抜粋した文章:
種別 ワークショップ 提案者 長谷川眞理子(早稲田大学)、長谷川寿一(東京大学総合文化研究科) 趣旨 しばらく前には黎明期にあった人間行動進化学(Human Behavior & Evolution Studies)も、関連の研究大会が、米国では今年ですでに第15回年会を数え、日本でも第5回の年会を迎えるほどに着実に発展しつつある。進化生物学の理論と方法は、旧来の人文・社会科学に新たな研究パラダイムを提供し、多様な研究分野を開拓している。本ワークショップでは、1)ヒトの協力行動の進化と深く関わる社会科学的研究、2)人間行動や心理の遺伝/環境要因の定量的解析を目指す双生児法を用いた人間行動遺伝学研究、3)ヒトの死亡率性差の生物学的、社会的要因の分析、について、それぞれの分野を代表する研究者に近年の成果を紹介していただく。 予定講演者の氏名、所属、タイトル
- 「ヒトの死亡率性差の生物学的、社会的要因の分析」

問題 1:
ワークショップの紹介文によると、米国では人間行動進化学の研究大会が今年で第何回の年会を数えますか。
以下の記録は、上の紹介文とは関係がありません。

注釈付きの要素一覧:
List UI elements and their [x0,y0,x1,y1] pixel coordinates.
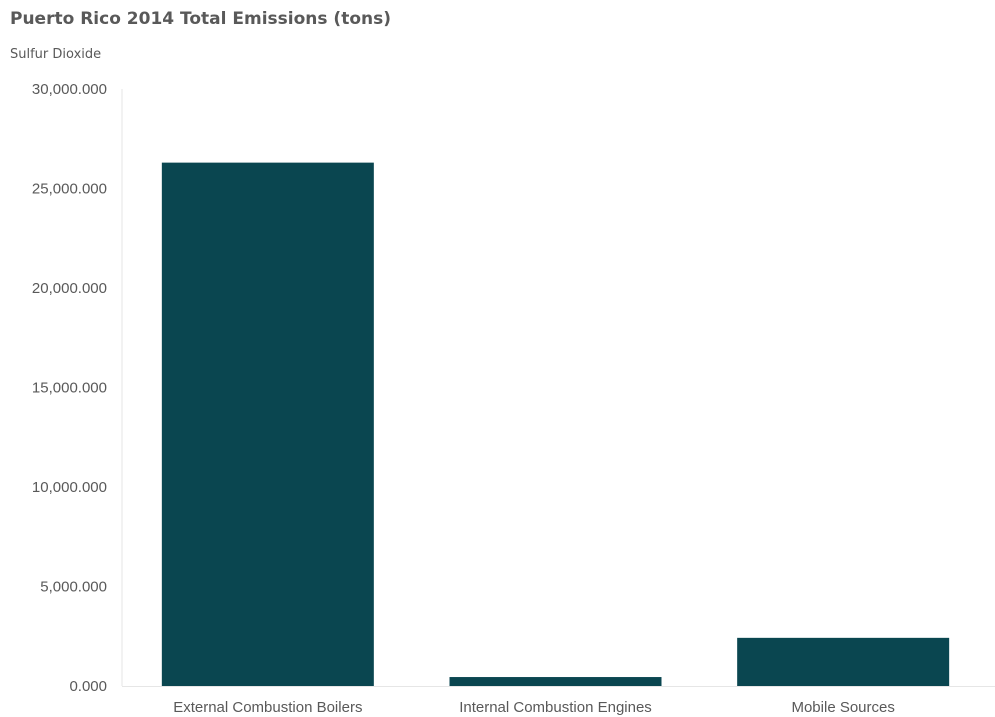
x-category-label: Internal Combustion Engines [459,699,652,716]
bar[interactable] [737,637,950,686]
y-tick-label: 20,000.000 [32,280,107,297]
bar[interactable] [161,162,374,686]
y-tick-label: 25,000.000 [32,181,107,198]
axes [121,89,995,687]
chart-title: Puerto Rico 2014 Total Emissions (tons) [10,9,391,29]
chart-subtitle: Sulfur Dioxide [10,47,102,62]
y-tick-label: 5,000.000 [40,579,107,596]
y-axis-ticks: 0.000 5,000.000 10,000.000 15,000.000 20,000… [32,81,107,695]
y-tick-label: 30,000.000 [32,81,107,98]
bar[interactable] [449,677,662,686]
x-category-label: Mobile Sources [791,699,894,716]
y-tick-label: 15,000.000 [32,380,107,397]
x-axis-labels: External Combustion Boilers Internal Comb… [173,699,895,716]
y-tick-label: 10,000.000 [32,479,107,496]
x-category-label: External Combustion Boilers [173,699,362,716]
bars [161,162,950,686]
y-tick-label: 0.000 [69,678,107,695]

問題 2:
記録のうち、「x-category-label: Internal Combustion」を含む行から「y-tick-label: 30,000.000 [32,81,107,98]」を含む行までを、両端の行も含めてそのまま打ち直してください。

解答 1:
第15回です。

解答 2:
x-category-label: Internal Combustion Engines [459,699,652,716]
bar[interactable] [737,637,950,686]
y-tick-label: 20,000.000 [32,280,107,297]
bar[interactable] [161,162,374,686]
y-tick-label: 25,000.000 [32,181,107,198]
axes [121,89,995,687]
chart-title: Puerto Rico 2014 Total Emissions (tons) [10,9,391,29]
chart-subtitle: Sulfur Dioxide [10,47,102,62]
y-tick-label: 5,000.000 [40,579,107,596]
y-axis-ticks: 0.000 5,000.000 10,000.000 15,000.000 20,000… [32,81,107,695]
y-tick-label: 30,000.000 [32,81,107,98]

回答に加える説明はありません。